**What to work on:** Print the data exactly as it is given, please.

**Data to process:**
------------------------
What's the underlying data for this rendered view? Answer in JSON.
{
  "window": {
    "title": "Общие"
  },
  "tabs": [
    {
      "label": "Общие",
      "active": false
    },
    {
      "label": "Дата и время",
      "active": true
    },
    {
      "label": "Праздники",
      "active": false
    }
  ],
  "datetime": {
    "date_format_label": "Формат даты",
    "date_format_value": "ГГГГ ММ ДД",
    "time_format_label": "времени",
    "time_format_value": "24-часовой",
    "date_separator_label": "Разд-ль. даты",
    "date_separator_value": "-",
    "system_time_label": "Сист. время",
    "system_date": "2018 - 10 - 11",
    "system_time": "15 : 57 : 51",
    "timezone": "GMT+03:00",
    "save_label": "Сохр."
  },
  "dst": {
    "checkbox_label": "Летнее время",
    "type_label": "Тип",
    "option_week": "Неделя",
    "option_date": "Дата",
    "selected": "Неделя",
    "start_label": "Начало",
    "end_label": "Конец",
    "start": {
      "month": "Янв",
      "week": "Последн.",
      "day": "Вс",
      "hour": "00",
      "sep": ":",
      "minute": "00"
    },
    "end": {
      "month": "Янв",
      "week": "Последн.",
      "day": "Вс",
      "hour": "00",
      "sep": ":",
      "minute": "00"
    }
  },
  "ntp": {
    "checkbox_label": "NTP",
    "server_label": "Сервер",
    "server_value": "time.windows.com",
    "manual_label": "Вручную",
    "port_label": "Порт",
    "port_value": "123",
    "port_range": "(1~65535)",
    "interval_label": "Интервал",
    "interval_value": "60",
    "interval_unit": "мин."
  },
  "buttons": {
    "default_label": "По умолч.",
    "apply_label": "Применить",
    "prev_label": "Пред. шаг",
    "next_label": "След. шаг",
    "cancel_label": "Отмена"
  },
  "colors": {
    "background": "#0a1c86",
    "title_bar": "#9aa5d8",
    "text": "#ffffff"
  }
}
------------------------
**Exercise response:**
What's the underlying data for this rendered view? Answer in JSON.
{
  "window": {
    "title": "Общие"
  },
  "tabs": [
    {
      "label": "Общие",
      "active": false
    },
    {
      "label": "Дата и время",
      "active": true
    },
    {
      "label": "Праздники",
      "active": false
    }
  ],
  "datetime": {
    "date_format_label": "Формат даты",
    "date_format_value": "ГГГГ ММ ДД",
    "time_format_label": "времени",
    "time_format_value": "24-часовой",
    "date_separator_label": "Разд-ль. даты",
    "date_separator_value": "-",
    "system_time_label": "Сист. время",
    "system_date": "2018 - 10 - 11",
    "system_time": "15 : 57 : 51",
    "timezone": "GMT+03:00",
    "save_label": "Сохр."
  },
  "dst": {
    "checkbox_label": "Летнее время",
    "type_label": "Тип",
    "option_week": "Неделя",
    "option_date": "Дата",
    "selected": "Неделя",
    "start_label": "Начало",
    "end_label": "Конец",
    "start": {
      "month": "Янв",
      "week": "Последн.",
      "day": "Вс",
      "hour": "00",
      "sep": ":",
      "minute": "00"
    },
    "end": {
      "month": "Янв",
      "week": "Последн.",
      "day": "Вс",
      "hour": "00",
      "sep": ":",
      "minute": "00"
    }
  },
  "ntp": {
    "checkbox_label": "NTP",
    "server_label": "Сервер",
    "server_value": "time.windows.com",
    "manual_label": "Вручную",
    "port_label": "Порт",
    "port_value": "123",
    "port_range": "(1~65535)",
    "interval_label": "Интервал",
    "interval_value": "60",
    "interval_unit": "мин."
  },
  "buttons": {
    "default_label": "По умолч.",
    "apply_label": "Применить",
    "prev_label": "Пред. шаг",
    "next_label": "След. шаг",
    "cancel_label": "Отмена"
  },
  "colors": {
    "background": "#0a1c86",
    "title_bar": "#9aa5d8",
    "text": "#ffffff"
  }
}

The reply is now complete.